Dataset excerpt

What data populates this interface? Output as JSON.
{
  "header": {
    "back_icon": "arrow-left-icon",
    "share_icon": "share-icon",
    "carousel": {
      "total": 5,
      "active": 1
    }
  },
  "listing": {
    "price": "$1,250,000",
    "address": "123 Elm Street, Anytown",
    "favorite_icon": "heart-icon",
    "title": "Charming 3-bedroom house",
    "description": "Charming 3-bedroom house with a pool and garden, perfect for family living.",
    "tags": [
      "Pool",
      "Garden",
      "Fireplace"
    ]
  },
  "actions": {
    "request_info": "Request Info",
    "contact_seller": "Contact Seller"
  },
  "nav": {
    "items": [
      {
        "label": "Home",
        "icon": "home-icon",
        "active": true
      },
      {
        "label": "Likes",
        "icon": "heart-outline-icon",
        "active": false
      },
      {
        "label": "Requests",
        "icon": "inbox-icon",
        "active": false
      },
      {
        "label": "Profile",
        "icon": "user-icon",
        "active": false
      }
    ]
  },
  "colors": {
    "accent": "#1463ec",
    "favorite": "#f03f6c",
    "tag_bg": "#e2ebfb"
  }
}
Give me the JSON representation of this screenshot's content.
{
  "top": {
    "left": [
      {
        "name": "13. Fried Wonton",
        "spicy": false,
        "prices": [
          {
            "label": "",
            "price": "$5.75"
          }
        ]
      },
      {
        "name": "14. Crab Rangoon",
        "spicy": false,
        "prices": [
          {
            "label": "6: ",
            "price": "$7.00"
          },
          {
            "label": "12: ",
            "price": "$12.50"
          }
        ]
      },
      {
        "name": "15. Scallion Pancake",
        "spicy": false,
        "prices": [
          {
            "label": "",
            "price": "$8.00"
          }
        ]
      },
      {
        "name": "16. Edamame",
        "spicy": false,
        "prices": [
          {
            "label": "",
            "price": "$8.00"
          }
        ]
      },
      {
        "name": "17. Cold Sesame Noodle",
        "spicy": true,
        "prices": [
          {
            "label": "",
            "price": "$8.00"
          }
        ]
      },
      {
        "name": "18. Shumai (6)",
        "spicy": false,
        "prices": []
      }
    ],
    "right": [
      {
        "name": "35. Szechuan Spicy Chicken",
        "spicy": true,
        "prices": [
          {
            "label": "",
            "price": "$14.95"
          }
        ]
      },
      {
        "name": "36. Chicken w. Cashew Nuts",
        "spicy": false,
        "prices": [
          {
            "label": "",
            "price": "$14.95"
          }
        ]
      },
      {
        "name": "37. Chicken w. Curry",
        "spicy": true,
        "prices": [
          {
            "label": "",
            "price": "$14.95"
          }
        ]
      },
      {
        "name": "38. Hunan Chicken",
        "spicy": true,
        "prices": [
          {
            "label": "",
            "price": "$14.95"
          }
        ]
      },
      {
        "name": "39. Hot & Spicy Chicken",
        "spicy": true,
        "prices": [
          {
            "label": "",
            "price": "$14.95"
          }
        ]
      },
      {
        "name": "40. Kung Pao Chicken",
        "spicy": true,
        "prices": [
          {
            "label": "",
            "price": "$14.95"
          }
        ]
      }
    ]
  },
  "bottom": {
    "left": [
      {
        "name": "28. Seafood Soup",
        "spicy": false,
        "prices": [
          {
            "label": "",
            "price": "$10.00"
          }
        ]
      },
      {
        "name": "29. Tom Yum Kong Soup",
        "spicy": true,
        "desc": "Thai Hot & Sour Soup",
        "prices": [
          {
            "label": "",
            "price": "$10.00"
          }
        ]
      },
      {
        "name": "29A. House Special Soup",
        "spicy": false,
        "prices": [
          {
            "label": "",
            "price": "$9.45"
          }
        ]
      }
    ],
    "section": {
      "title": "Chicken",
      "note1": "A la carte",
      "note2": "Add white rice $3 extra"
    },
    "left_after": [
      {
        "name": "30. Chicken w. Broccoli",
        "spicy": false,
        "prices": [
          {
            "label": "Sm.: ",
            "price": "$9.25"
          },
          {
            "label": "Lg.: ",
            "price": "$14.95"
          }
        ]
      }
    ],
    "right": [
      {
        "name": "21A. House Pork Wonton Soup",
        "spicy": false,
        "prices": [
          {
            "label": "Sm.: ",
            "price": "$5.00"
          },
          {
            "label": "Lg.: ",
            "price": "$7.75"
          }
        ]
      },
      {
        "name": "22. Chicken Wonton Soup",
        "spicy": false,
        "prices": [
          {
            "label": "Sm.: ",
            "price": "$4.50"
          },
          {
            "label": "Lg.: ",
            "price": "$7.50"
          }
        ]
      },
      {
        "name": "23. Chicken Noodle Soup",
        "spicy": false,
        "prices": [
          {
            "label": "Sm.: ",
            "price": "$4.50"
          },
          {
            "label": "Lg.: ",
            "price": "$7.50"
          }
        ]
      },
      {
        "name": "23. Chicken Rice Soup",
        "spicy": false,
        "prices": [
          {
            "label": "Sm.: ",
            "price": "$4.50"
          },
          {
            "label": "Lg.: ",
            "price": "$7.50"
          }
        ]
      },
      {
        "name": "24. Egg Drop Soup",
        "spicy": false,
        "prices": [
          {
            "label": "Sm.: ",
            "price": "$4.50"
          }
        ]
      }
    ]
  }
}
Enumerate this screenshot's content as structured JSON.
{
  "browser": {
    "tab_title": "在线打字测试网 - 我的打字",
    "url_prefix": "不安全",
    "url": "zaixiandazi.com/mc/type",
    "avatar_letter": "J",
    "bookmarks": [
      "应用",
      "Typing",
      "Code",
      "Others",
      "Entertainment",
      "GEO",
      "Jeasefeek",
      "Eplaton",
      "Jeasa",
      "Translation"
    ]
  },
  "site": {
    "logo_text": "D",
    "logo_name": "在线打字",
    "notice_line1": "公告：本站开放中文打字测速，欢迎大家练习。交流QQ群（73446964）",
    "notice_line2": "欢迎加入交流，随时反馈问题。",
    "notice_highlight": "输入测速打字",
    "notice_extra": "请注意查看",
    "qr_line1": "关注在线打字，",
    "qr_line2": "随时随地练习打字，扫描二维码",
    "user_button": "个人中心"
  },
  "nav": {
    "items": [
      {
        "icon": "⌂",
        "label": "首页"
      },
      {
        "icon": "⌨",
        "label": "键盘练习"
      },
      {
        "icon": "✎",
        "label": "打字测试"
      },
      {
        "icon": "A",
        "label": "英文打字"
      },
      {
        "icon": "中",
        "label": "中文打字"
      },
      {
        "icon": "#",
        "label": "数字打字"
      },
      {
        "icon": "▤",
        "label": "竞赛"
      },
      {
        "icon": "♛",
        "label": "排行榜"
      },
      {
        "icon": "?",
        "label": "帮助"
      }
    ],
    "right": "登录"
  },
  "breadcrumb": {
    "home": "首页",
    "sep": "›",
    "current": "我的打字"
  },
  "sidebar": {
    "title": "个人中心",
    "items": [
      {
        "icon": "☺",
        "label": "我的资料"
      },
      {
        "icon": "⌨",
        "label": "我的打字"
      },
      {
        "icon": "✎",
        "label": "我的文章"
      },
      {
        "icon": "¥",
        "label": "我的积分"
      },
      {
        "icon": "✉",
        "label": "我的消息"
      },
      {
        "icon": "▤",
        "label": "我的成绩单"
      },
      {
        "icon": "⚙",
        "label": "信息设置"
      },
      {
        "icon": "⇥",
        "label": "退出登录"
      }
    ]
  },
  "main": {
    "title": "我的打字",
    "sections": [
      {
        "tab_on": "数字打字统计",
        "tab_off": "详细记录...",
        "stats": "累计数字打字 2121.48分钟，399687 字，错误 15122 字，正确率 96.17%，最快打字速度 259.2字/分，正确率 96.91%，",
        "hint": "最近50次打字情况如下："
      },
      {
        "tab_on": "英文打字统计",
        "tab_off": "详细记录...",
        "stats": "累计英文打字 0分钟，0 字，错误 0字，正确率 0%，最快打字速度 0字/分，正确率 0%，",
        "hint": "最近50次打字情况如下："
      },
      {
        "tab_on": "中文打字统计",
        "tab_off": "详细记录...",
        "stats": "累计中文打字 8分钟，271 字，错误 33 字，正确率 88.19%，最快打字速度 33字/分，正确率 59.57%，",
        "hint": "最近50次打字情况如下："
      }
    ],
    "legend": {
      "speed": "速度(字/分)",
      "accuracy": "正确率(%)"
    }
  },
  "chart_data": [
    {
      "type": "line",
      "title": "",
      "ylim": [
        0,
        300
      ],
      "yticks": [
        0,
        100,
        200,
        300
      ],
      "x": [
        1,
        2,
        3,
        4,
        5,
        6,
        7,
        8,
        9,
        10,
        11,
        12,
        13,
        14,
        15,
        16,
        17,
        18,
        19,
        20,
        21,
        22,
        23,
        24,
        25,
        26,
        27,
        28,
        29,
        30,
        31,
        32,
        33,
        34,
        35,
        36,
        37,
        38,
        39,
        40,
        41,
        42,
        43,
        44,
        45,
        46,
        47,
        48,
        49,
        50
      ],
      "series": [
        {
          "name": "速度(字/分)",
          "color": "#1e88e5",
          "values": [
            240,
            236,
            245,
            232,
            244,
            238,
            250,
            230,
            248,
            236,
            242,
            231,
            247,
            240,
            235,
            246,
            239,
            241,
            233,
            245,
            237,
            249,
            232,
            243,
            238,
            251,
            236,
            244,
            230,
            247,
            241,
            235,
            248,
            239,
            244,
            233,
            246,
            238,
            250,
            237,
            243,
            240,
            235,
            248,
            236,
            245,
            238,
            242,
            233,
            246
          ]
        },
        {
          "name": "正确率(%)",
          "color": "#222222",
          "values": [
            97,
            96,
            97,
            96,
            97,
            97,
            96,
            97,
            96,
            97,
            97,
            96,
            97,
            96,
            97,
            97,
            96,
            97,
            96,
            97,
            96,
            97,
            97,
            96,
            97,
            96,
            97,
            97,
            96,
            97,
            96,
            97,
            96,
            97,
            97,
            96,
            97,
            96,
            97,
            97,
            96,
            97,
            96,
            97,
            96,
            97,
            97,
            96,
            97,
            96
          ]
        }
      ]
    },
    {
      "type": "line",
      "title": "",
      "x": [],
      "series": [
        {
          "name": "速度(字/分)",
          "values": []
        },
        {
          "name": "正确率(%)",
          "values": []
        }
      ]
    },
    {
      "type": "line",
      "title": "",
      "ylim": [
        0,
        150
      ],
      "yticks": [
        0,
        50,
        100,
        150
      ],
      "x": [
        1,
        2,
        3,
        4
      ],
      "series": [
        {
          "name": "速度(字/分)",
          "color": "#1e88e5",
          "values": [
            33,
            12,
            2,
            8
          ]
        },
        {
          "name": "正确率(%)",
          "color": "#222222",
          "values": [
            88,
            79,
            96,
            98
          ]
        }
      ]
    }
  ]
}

# YOUR TASK
Within the material above, find the lines that contain the word "Charming"; copy them.

# THE SOLUTION
    "title": "Charming 3-bedroom house",
    "description": "Charming 3-bedroom house with a pool and garden, perfect for family living.",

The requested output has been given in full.